Goal of the exercise: Would you restate, exactly as they appear, the lines from the one containing "Output the text content of this document." through the end of the data below?

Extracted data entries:

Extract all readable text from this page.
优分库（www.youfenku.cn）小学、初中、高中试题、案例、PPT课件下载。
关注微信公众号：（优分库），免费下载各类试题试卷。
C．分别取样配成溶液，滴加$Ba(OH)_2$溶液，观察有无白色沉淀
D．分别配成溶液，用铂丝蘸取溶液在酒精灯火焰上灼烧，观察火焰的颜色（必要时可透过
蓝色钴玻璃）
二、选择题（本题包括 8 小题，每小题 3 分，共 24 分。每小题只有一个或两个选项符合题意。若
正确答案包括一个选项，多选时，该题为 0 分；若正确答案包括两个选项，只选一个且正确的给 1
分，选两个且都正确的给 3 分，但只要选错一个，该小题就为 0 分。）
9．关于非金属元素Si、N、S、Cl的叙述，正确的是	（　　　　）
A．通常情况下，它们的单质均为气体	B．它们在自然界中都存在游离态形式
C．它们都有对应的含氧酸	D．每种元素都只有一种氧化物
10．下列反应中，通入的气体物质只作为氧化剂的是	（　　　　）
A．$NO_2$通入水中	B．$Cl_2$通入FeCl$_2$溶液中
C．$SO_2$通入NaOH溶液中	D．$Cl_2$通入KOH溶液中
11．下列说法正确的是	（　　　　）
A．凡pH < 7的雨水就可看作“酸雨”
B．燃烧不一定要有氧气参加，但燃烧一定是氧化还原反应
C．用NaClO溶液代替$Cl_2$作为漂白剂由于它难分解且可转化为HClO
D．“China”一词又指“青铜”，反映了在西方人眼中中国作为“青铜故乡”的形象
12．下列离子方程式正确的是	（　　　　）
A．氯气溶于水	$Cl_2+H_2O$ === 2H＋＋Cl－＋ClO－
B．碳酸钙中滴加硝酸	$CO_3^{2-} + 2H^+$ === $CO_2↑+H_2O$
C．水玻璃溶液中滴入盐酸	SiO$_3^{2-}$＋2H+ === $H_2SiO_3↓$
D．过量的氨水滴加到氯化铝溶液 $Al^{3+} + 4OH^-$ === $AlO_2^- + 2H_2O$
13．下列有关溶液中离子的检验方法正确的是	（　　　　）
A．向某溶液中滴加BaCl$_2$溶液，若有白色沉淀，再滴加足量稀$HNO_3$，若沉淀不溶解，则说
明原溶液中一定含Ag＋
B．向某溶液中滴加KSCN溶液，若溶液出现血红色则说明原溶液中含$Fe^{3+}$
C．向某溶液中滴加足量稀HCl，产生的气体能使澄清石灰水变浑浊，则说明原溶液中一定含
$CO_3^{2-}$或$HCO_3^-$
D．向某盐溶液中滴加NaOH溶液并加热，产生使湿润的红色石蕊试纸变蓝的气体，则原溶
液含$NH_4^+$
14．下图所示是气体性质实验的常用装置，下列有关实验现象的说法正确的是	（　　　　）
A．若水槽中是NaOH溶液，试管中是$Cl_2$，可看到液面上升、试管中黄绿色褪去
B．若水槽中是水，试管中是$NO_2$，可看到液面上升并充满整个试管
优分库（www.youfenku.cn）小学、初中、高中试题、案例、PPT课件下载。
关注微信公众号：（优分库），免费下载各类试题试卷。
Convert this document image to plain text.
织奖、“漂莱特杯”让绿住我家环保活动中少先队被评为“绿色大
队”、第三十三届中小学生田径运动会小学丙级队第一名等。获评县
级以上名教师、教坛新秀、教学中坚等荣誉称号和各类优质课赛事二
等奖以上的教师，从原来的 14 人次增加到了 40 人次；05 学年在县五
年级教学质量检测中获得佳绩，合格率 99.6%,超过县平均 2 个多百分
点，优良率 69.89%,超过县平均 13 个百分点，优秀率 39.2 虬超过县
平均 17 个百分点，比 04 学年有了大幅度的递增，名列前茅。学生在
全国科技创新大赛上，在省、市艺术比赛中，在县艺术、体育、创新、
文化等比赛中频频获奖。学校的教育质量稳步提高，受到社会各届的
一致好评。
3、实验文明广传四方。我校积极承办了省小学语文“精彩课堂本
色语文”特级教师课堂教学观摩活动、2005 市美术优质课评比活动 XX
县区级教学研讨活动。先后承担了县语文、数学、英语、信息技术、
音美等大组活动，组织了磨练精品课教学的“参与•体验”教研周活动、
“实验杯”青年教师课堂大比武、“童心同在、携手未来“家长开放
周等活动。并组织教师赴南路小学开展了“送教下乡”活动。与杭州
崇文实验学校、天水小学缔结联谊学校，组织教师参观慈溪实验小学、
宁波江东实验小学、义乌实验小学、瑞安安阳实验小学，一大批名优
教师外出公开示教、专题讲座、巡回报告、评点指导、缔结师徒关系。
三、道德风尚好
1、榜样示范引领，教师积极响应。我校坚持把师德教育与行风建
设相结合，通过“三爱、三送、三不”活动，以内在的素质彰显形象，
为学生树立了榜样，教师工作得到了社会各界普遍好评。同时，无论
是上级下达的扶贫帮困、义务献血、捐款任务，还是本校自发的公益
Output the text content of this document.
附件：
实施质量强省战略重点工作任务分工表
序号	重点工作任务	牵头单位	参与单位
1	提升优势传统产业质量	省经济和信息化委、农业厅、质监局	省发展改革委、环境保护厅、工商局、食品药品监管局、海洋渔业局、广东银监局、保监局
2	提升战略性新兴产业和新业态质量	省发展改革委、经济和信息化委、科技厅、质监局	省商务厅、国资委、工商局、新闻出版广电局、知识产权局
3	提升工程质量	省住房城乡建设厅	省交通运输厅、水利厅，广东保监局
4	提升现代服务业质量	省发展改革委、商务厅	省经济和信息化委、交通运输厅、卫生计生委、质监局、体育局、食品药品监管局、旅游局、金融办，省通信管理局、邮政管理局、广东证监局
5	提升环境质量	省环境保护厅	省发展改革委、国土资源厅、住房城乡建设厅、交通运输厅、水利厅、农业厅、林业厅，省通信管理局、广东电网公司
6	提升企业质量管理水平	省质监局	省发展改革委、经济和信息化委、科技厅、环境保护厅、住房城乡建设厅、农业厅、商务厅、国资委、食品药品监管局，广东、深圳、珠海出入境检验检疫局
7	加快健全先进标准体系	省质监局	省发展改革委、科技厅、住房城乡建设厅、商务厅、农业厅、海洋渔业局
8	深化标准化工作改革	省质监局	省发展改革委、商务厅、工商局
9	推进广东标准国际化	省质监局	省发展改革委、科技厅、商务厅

The completed task:
Output the text content of this document.
附件：
实施质量强省战略重点工作任务分工表
序号	重点工作任务	牵头单位	参与单位
1	提升优势传统产业质量	省经济和信息化委、农业厅、质监局	省发展改革委、环境保护厅、工商局、食品药品监管局、海洋渔业局、广东银监局、保监局
2	提升战略性新兴产业和新业态质量	省发展改革委、经济和信息化委、科技厅、质监局	省商务厅、国资委、工商局、新闻出版广电局、知识产权局
3	提升工程质量	省住房城乡建设厅	省交通运输厅、水利厅，广东保监局
4	提升现代服务业质量	省发展改革委、商务厅	省经济和信息化委、交通运输厅、卫生计生委、质监局、体育局、食品药品监管局、旅游局、金融办，省通信管理局、邮政管理局、广东证监局
5	提升环境质量	省环境保护厅	省发展改革委、国土资源厅、住房城乡建设厅、交通运输厅、水利厅、农业厅、林业厅，省通信管理局、广东电网公司
6	提升企业质量管理水平	省质监局	省发展改革委、经济和信息化委、科技厅、环境保护厅、住房城乡建设厅、农业厅、商务厅、国资委、食品药品监管局，广东、深圳、珠海出入境检验检疫局
7	加快健全先进标准体系	省质监局	省发展改革委、科技厅、住房城乡建设厅、商务厅、农业厅、海洋渔业局
8	深化标准化工作改革	省质监局	省发展改革委、商务厅、工商局
9	推进广东标准国际化	省质监局	省发展改革委、科技厅、商务厅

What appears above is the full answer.